[YOUR TASK]
Look over the lines below. Report each one that includes the string "sexual".

[DATA SUPPLIED]
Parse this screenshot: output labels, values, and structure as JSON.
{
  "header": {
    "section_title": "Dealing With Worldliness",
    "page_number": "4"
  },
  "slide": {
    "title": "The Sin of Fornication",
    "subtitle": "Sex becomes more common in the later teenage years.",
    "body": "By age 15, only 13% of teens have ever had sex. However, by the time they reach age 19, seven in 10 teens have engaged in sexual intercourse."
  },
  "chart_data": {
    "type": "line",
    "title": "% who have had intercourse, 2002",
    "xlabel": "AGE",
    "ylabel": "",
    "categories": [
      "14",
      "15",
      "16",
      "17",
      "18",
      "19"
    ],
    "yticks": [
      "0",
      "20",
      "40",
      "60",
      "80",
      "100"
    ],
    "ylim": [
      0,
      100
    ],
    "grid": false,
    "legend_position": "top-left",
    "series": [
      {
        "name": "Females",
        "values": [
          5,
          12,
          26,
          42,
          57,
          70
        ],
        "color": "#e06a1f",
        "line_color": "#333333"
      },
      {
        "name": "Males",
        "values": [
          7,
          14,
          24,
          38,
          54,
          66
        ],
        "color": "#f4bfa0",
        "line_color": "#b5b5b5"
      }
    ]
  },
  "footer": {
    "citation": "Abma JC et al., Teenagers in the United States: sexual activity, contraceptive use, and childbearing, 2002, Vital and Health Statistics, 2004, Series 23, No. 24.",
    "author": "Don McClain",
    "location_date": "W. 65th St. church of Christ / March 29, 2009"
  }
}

[ANSWER FOR THE TASK]
    "body": "By age 15, only 13% of teens have ever had sex. However, by the time they reach age 19, seven in 10 teens have engaged in sexual intercourse."
    "citation": "Abma JC et al., Teenagers in the United States: sexual activity, contraceptive use, and childbearing, 2002, Vital and Health Statistics, 2004, Series 23, No. 24.",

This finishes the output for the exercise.